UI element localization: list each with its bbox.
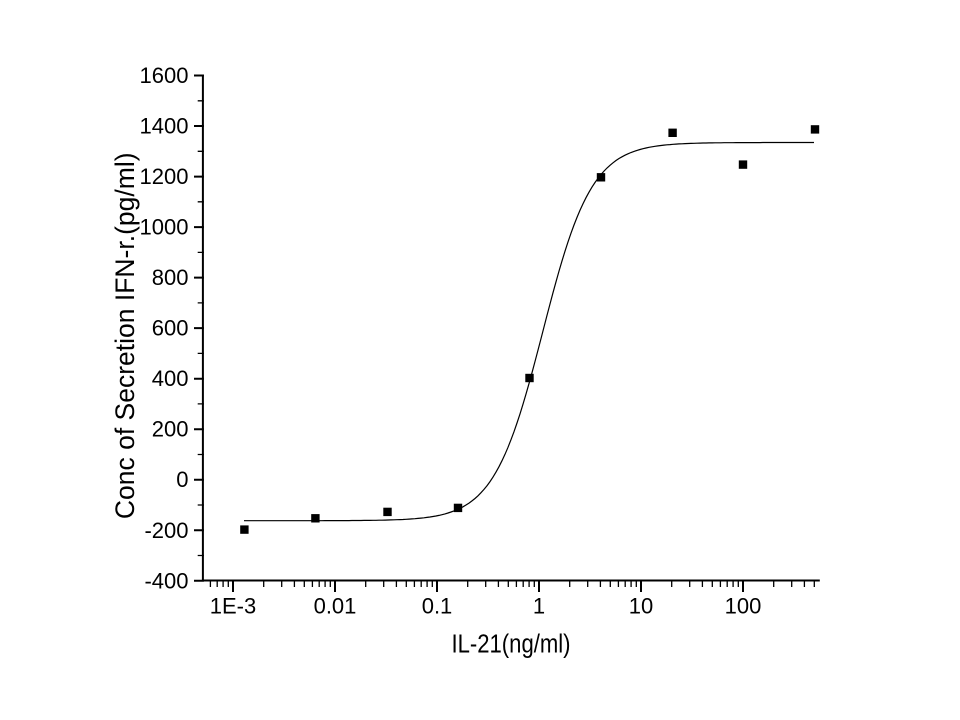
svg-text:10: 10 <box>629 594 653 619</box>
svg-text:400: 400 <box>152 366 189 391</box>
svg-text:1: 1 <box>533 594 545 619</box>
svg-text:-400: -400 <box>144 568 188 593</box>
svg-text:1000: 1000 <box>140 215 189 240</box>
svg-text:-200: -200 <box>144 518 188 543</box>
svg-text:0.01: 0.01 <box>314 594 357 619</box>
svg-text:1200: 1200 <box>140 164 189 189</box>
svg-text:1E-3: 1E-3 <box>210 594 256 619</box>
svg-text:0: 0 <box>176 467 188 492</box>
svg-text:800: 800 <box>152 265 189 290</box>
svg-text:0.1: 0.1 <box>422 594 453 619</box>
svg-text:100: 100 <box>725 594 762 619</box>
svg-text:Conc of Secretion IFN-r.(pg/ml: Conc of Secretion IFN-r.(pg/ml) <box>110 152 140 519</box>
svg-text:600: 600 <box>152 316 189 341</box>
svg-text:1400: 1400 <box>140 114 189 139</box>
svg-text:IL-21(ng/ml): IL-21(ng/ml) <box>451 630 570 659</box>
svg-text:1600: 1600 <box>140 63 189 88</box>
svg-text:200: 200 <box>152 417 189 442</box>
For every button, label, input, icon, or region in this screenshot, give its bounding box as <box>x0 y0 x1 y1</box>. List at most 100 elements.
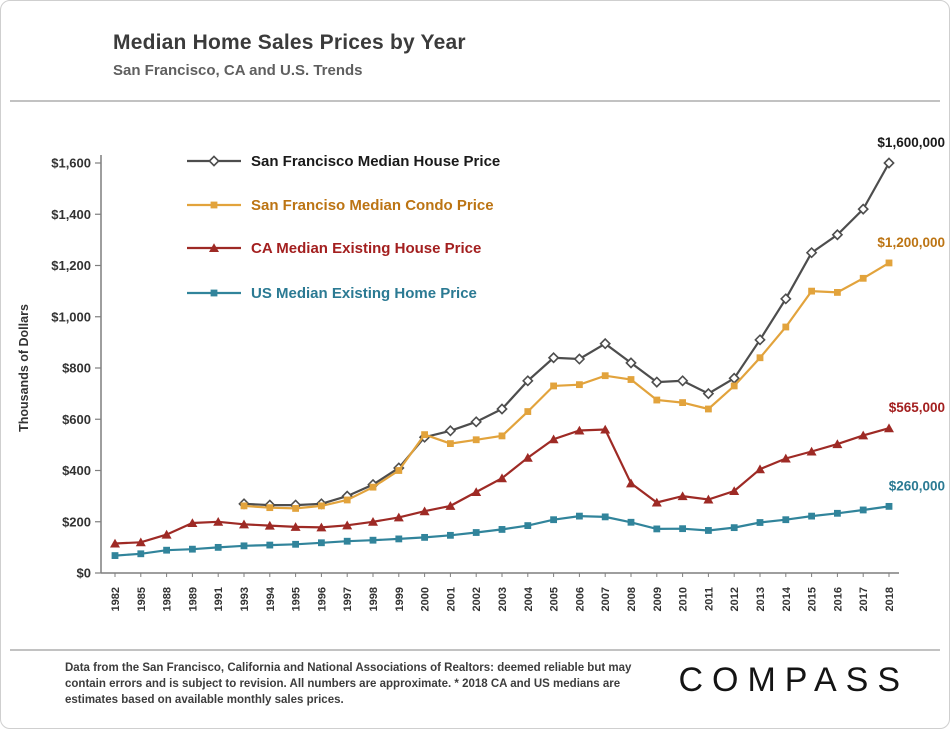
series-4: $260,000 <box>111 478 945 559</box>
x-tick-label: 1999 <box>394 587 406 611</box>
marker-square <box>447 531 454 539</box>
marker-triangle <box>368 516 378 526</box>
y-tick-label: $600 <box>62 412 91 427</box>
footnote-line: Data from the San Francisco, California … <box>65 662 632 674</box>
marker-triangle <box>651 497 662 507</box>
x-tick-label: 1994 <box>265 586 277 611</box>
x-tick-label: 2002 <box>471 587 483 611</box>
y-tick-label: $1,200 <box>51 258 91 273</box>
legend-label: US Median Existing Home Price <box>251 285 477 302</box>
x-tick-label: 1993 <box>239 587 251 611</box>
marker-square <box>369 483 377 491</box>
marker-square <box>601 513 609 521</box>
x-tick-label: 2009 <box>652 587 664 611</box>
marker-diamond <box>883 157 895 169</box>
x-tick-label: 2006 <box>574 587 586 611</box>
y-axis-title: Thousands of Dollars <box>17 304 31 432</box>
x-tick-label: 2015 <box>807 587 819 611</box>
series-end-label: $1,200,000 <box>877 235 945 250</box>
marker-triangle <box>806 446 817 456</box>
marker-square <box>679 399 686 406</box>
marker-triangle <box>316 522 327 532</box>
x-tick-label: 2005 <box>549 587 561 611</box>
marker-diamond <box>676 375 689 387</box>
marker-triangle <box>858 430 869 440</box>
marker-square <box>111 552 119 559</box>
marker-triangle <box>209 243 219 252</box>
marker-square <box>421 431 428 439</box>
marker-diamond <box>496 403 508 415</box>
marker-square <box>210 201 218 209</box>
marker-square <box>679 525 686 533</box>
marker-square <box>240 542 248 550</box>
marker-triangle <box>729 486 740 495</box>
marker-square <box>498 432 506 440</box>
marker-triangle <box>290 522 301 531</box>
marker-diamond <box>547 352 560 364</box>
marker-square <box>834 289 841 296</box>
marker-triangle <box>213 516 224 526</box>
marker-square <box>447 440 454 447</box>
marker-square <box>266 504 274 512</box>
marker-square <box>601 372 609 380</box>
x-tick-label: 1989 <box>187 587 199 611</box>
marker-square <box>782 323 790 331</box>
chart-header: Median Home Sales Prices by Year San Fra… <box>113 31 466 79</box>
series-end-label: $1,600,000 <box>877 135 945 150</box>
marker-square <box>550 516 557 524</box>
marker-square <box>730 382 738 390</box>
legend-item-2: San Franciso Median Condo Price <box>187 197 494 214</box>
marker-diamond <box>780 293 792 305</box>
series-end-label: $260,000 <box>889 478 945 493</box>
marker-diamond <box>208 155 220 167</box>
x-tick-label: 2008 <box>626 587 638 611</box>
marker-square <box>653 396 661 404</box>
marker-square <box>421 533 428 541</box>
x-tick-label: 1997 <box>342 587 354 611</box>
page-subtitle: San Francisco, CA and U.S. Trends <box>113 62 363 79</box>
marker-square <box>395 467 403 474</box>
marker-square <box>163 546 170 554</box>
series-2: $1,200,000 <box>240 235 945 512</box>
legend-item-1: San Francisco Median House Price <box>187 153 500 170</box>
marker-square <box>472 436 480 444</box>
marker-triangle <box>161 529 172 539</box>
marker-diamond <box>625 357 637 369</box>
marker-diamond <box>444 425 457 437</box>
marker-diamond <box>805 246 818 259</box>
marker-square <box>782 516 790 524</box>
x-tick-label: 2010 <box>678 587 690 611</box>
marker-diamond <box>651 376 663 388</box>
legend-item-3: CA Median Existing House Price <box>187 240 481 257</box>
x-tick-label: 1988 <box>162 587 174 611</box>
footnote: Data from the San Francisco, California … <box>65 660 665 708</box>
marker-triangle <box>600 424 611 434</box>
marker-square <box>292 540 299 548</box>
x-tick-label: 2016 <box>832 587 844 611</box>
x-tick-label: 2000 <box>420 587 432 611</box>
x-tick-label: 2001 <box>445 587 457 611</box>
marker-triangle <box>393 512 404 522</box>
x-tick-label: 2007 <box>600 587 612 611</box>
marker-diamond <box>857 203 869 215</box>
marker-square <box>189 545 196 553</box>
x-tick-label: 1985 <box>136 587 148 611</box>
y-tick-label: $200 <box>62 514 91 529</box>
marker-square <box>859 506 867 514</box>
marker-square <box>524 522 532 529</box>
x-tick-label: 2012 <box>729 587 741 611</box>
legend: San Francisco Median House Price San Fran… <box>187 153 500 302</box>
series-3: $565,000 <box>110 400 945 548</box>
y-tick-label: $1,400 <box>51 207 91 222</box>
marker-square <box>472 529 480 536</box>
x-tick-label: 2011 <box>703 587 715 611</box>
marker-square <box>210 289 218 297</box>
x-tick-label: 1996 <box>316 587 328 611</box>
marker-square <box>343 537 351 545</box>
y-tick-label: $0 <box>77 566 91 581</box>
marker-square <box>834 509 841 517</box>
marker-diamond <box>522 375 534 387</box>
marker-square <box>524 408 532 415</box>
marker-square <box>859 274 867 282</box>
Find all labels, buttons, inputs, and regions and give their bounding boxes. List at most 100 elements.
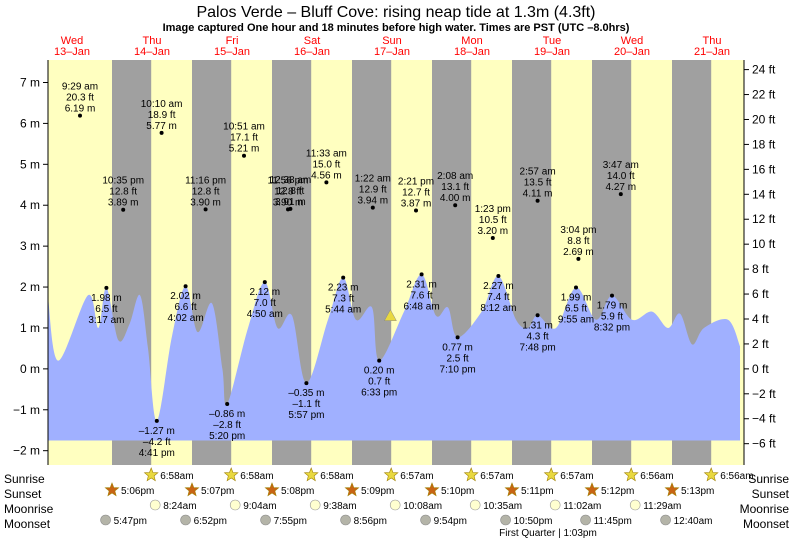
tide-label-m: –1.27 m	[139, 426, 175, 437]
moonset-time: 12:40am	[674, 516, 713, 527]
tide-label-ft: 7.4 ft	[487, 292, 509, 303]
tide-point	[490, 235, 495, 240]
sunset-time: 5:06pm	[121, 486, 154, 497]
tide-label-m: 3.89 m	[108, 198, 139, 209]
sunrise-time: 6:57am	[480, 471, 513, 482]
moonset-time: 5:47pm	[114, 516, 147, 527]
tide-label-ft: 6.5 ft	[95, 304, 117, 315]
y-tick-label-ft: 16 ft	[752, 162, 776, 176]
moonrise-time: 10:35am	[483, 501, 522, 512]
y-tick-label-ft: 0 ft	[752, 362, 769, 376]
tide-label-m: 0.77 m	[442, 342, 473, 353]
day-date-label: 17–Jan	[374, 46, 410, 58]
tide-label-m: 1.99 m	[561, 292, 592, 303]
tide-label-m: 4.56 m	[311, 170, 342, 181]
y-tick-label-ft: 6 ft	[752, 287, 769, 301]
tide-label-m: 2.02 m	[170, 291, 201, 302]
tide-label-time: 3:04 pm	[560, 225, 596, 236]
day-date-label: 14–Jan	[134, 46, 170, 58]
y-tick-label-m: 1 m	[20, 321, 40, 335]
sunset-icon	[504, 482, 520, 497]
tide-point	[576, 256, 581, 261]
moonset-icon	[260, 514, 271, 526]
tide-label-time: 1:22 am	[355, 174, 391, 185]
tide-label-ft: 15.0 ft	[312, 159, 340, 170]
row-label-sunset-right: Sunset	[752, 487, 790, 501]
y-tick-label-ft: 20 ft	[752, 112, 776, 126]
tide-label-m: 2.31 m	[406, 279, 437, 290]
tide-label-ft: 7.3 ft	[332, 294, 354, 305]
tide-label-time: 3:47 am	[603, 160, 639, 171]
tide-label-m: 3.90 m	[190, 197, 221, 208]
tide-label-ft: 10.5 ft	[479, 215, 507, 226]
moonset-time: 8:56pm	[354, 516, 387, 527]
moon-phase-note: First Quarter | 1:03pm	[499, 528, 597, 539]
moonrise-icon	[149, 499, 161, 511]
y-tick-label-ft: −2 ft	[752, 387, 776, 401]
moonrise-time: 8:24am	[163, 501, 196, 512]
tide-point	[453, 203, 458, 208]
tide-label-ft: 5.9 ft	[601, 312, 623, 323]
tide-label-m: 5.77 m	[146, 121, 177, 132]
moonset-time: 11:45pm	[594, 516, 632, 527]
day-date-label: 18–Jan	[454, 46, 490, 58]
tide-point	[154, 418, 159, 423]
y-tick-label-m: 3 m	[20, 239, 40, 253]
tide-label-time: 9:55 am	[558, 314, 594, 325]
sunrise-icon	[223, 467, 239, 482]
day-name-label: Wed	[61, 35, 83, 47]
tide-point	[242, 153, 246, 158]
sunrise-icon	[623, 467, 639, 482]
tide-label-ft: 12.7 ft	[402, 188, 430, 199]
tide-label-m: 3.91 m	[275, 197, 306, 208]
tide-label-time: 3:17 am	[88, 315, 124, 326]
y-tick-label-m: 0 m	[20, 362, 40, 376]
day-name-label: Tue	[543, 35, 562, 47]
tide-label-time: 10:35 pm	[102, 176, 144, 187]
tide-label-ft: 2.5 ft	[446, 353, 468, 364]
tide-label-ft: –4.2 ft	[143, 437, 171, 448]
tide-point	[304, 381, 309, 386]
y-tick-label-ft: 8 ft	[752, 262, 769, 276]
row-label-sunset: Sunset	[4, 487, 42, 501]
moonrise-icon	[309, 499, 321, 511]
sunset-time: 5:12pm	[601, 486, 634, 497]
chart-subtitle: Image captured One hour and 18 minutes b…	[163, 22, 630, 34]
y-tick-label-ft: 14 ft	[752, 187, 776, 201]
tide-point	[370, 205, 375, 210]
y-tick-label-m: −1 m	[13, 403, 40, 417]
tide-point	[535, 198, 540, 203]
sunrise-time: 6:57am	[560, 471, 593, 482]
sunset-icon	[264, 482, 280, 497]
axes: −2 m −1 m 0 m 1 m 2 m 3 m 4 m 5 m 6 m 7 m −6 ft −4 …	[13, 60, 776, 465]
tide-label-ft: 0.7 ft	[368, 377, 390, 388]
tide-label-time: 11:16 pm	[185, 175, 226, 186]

====

• WHAT TO WORK ON
Write out the lines starting at the one containing "series-4: $260,000 <box>111 478 945 559</box>" and ending after the one containing "marker-square <box>111 552 119 559</box>", reproducing each line precisely.

• THE REPLY
series-4: $260,000 <box>111 478 945 559</box>
x-tick-label: 1999 <box>394 587 406 611</box>
marker-square <box>447 531 454 539</box>
marker-triangle <box>368 516 378 526</box>
y-tick-label: $600 <box>62 412 91 427</box>
footnote-line: Data from the San Francisco, California … <box>65 662 632 674</box>
marker-triangle <box>651 497 662 507</box>
x-tick-label: 1994 <box>265 586 277 611</box>
x-tick-label: 2002 <box>471 587 483 611</box>
y-tick-label: $1,200 <box>51 258 91 273</box>
legend-label: US Median Existing Home Price <box>251 285 477 302</box>
x-tick-label: 1993 <box>239 587 251 611</box>
marker-square <box>369 483 377 491</box>
marker-square <box>601 513 609 521</box>
x-tick-label: 2009 <box>652 587 664 611</box>
marker-diamond <box>883 157 895 169</box>
x-tick-label: 2006 <box>574 587 586 611</box>
y-axis-title: Thousands of Dollars <box>17 304 31 432</box>
x-tick-label: 2015 <box>807 587 819 611</box>
series-end-label: $1,200,000 <box>877 235 945 250</box>
marker-triangle <box>806 446 817 456</box>
marker-square <box>679 399 686 406</box>
marker-triangle <box>316 522 327 532</box>
x-tick-label: 2005 <box>549 587 561 611</box>
marker-diamond <box>676 375 689 387</box>
marker-triangle <box>858 430 869 440</box>
marker-square <box>111 552 119 559</box>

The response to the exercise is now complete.